> _WRITTEN PROBLEM_
Below are records; work out how many of their lines hold the string "Sabelo" and give that number alone.

> _EXERCISE MATERIAL_
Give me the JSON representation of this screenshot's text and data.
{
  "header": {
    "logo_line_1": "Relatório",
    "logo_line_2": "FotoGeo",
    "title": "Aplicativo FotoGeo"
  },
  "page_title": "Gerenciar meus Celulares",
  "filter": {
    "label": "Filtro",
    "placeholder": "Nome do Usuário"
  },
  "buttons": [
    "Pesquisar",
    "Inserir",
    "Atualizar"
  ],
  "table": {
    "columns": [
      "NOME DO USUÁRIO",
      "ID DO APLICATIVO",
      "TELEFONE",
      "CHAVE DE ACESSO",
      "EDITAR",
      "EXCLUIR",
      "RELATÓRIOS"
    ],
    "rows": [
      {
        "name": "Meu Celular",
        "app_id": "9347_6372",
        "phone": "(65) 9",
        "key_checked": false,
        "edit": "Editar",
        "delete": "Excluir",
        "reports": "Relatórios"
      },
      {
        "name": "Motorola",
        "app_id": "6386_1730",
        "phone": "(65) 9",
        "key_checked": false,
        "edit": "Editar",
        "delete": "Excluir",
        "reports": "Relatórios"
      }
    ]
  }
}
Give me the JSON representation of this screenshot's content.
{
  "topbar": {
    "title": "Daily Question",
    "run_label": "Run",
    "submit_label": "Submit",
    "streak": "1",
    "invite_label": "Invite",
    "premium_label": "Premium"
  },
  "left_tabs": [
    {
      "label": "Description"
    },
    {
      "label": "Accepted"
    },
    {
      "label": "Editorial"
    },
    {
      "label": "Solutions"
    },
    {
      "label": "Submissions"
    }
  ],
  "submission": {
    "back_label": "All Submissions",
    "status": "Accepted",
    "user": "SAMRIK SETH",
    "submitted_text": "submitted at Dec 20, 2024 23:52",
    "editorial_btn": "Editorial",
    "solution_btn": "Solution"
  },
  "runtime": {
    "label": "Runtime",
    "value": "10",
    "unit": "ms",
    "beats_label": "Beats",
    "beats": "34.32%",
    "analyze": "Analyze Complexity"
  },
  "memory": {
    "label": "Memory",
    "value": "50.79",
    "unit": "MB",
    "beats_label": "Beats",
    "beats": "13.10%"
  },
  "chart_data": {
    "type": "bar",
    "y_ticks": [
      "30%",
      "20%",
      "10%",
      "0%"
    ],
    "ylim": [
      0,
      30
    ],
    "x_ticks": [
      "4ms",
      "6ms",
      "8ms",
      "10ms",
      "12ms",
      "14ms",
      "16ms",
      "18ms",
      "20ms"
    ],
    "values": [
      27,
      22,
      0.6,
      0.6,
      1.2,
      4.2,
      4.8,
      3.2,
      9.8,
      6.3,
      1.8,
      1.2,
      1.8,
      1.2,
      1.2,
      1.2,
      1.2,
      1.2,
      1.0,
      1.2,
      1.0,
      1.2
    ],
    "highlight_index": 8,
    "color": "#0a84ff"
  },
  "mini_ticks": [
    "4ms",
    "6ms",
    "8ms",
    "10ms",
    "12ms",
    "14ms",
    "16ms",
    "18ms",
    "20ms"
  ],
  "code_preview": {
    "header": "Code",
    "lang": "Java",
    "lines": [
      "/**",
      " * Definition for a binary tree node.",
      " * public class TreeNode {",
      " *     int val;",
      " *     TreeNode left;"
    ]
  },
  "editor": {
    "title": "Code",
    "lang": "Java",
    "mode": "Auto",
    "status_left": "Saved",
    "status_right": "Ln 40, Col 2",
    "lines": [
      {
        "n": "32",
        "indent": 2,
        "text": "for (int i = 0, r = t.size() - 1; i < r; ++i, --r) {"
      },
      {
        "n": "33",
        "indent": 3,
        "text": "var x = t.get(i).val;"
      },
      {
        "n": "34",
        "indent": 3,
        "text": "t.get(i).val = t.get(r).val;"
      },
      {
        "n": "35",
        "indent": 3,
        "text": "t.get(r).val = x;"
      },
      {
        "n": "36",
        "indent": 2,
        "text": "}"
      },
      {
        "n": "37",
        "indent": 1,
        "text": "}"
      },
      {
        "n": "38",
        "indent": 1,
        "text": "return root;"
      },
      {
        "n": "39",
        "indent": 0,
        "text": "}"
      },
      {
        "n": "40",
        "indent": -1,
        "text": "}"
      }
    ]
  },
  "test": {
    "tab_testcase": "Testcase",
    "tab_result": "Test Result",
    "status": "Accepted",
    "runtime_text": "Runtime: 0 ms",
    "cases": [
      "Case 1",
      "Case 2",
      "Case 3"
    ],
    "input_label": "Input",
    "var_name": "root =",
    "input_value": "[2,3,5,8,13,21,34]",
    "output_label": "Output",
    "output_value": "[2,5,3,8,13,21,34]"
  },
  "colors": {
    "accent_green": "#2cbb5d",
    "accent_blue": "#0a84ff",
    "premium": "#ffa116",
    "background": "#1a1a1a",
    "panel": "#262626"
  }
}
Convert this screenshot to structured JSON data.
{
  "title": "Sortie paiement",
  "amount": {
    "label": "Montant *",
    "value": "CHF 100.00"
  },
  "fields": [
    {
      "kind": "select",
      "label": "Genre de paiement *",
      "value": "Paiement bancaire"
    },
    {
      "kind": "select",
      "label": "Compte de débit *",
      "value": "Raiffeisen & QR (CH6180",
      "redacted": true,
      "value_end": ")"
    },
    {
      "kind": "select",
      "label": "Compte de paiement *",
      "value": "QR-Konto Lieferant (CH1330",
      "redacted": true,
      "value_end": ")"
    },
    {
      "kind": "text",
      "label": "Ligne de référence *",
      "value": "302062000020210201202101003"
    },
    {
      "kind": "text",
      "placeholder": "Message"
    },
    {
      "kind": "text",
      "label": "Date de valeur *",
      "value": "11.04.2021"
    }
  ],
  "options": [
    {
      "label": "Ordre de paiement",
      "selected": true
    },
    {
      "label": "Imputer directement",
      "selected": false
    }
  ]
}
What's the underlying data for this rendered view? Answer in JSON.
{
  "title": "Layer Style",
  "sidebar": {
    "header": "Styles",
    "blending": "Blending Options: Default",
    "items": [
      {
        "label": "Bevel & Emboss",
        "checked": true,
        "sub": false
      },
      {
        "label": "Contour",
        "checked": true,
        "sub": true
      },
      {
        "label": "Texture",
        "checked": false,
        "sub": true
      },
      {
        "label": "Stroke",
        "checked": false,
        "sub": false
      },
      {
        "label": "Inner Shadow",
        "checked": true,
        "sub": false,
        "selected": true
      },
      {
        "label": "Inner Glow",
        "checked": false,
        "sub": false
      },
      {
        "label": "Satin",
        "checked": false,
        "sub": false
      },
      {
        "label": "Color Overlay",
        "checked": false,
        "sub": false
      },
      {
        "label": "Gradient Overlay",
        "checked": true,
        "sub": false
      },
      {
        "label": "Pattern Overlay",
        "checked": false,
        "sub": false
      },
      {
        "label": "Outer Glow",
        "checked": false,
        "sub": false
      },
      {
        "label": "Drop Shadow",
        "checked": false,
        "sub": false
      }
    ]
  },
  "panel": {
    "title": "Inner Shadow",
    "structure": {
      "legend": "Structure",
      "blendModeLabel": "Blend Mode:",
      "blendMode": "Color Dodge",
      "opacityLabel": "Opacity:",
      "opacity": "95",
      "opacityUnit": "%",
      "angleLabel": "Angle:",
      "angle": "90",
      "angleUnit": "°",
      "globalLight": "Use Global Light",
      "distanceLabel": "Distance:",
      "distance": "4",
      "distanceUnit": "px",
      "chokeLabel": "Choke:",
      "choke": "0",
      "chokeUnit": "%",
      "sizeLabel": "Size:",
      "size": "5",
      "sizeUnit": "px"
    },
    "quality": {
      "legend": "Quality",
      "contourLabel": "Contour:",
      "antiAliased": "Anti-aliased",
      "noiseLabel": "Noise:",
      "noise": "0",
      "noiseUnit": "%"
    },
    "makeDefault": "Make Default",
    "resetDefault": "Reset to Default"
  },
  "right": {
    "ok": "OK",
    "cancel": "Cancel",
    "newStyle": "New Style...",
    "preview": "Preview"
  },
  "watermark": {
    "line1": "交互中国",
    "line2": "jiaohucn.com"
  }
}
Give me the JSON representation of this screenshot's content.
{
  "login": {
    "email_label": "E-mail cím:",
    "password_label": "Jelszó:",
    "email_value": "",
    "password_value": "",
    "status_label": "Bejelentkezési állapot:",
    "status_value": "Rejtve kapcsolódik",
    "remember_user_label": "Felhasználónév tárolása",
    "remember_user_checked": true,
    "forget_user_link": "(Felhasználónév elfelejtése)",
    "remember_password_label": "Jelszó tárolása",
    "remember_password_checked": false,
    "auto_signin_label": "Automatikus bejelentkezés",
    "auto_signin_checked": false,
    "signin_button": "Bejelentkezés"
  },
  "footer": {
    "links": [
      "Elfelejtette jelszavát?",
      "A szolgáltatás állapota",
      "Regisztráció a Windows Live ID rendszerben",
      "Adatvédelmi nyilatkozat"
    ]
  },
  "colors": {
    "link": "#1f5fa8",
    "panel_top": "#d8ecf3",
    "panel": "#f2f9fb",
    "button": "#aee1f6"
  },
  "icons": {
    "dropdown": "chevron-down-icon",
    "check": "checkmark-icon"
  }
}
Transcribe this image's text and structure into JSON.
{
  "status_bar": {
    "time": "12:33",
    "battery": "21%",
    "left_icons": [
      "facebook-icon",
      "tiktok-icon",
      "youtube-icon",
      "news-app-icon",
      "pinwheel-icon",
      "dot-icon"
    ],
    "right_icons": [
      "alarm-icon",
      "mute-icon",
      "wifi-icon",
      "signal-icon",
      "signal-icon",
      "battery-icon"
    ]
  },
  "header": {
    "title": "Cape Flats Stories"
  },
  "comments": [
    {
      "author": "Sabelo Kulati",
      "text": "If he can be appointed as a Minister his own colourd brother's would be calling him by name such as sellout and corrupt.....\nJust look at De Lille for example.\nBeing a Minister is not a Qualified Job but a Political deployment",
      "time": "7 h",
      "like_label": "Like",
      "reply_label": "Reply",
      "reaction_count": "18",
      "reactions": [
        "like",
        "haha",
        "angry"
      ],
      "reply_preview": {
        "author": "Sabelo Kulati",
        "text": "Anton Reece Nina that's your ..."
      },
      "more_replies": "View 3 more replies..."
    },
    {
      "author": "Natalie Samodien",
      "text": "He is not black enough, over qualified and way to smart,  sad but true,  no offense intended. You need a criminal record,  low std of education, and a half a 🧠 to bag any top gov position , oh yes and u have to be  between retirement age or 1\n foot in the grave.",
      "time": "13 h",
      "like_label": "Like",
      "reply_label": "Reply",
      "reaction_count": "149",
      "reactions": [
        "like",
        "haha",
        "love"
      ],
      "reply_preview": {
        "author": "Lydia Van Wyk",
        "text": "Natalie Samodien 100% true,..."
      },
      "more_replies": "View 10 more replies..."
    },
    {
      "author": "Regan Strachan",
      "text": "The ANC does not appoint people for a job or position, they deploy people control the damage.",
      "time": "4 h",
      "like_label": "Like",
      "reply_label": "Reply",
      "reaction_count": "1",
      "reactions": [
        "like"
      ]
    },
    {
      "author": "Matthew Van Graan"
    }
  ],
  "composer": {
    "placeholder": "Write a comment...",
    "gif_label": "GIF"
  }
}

> _THE RESPONSE_
2